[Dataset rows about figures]
╔══

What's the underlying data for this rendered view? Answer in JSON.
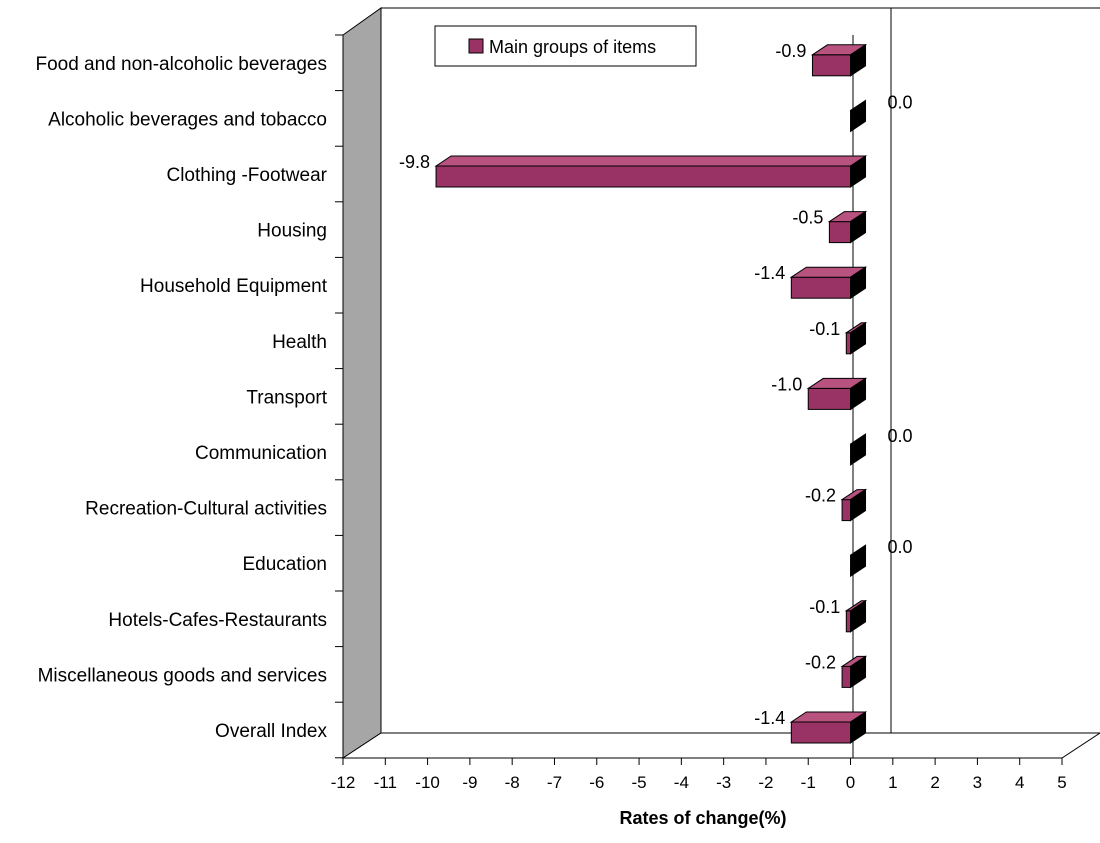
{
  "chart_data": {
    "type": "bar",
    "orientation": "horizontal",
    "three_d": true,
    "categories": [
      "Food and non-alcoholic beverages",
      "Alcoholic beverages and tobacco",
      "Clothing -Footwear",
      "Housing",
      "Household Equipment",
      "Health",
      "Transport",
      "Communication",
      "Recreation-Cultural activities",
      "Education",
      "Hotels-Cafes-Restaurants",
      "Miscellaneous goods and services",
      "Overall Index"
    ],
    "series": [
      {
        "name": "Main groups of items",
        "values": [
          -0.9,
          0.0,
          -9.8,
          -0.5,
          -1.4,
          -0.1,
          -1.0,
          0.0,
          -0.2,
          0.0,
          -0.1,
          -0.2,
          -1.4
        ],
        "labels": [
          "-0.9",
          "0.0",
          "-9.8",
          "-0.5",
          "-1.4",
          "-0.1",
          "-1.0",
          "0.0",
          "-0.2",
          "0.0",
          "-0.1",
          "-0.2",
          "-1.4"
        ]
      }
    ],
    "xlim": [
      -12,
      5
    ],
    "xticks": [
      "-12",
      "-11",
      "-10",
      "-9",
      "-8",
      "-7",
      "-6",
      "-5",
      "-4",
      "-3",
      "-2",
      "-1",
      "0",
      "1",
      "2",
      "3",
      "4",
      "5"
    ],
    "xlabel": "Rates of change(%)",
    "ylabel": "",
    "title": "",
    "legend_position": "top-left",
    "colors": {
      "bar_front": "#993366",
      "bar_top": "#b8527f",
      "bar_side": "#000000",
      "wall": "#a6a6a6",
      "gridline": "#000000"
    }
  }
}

╚══

Tally up the lines holding the word "beverages" in the data above, and answer with that figure only.

2